Document segment ->
** START **

I can wait until the order is complete (need the bushings) before sending.

Thanks for your patience....


----------



## Mikey (Feb 27, 2006)

Just to let you guys know, I did fax over the order today. Figured it would be more accurate that way. Anyway, as soon as the stuff starts coming in, I will start sending it out. Several of the kits are due in within the week and a few are B/O for about two weeks or so.


----------



## Monty (Feb 27, 2006)

Just out of curiosity, which kits are back ordered?


----------



## Mikey (Feb 28, 2006)

> _Originally posted by Monty_
> <br />Just out of curiosity, which kits are back ordered?



Bushings for the Emperor and Jr Gent VII and Jr Statesman VII are on order. They say the Jr bushings are due anyday and the Emperor bushings due mid March.

Statesman 0324 about a week.

Sketch Pencil 5009 is due within next two weeks.

Jr pens 2328/0353 are in stock, but there is an issue with the end caps on ALL pens with this number, posting or smooth. New end caps are on the way, but no exact date has been specified for arrival. They will not ship until new end caps come in. (was told on Monday they expect these within a few weeks.) -There is a problem with the threading on the inside cap threads.

** END **

Data ->
** START **

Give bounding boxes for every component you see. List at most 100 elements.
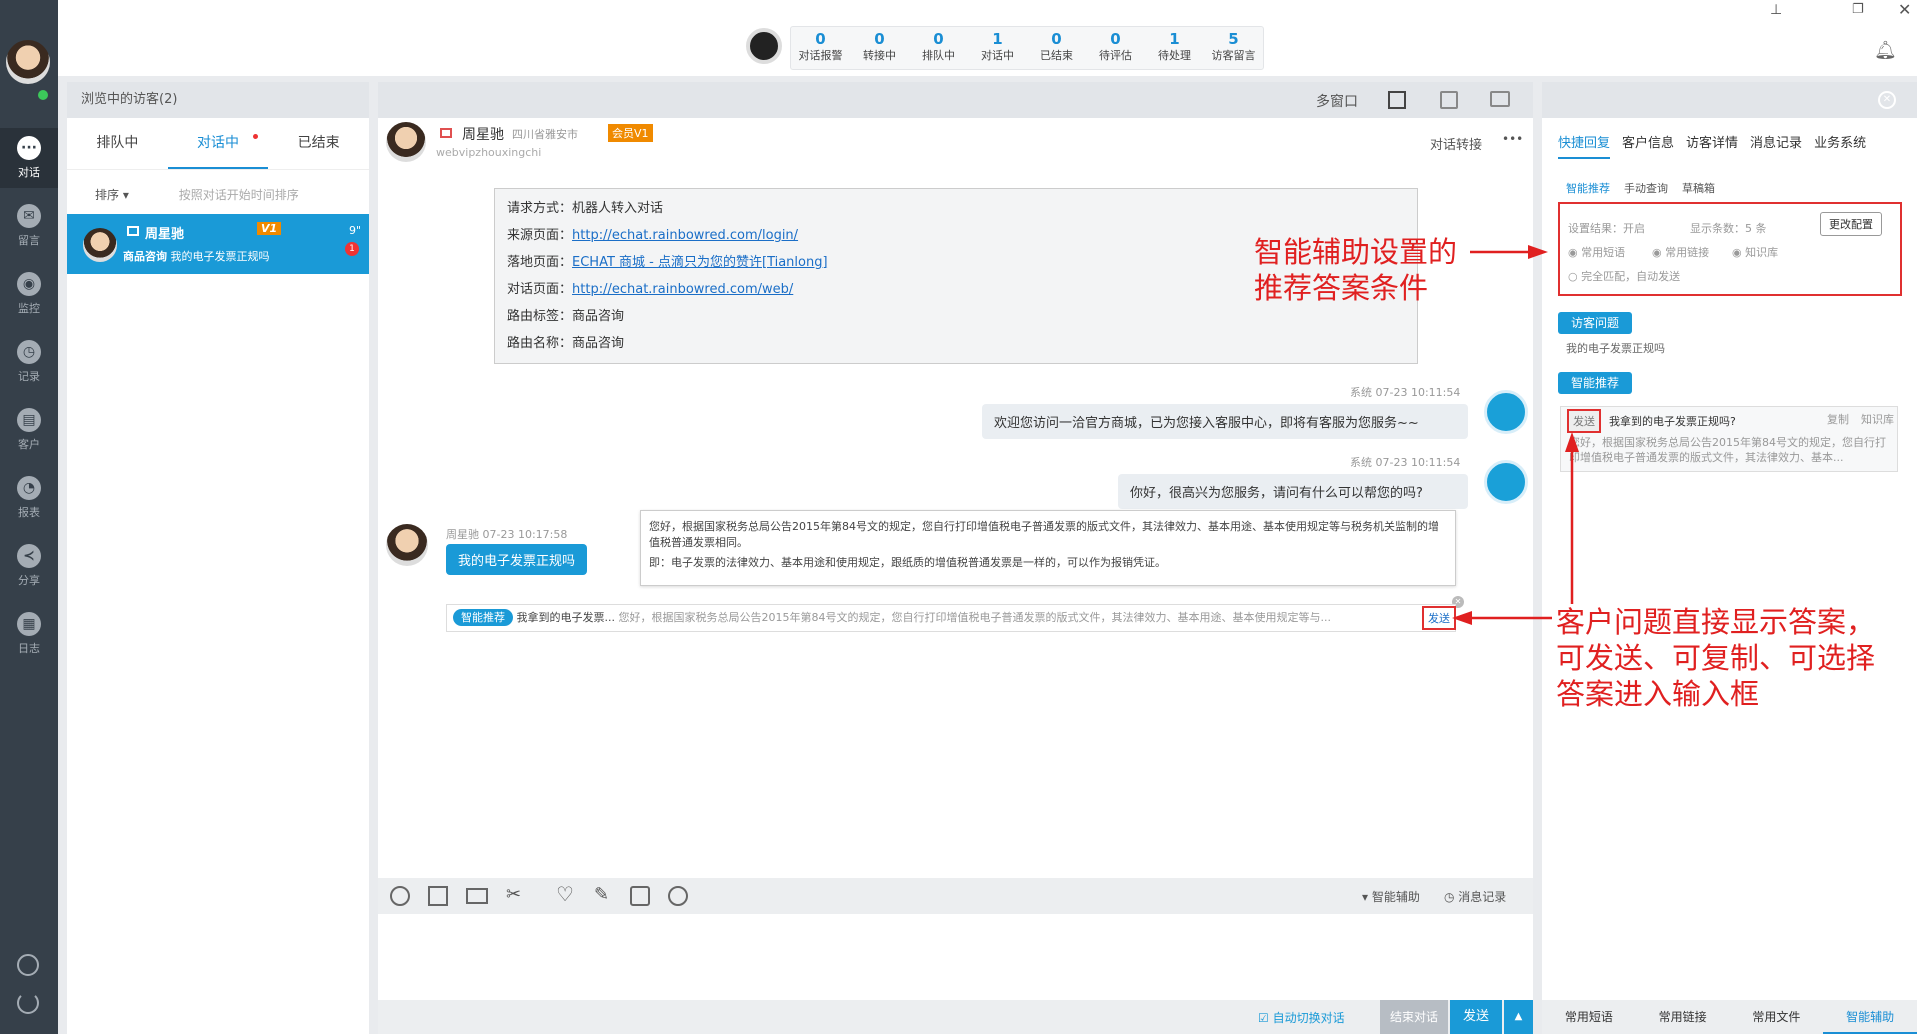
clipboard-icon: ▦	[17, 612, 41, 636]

** END **

Exercise task -> According to the pen kit thread, when are the Emperor bushings due? The lines have no connection to the pen kit thread.

Solution to this task -> Mid March.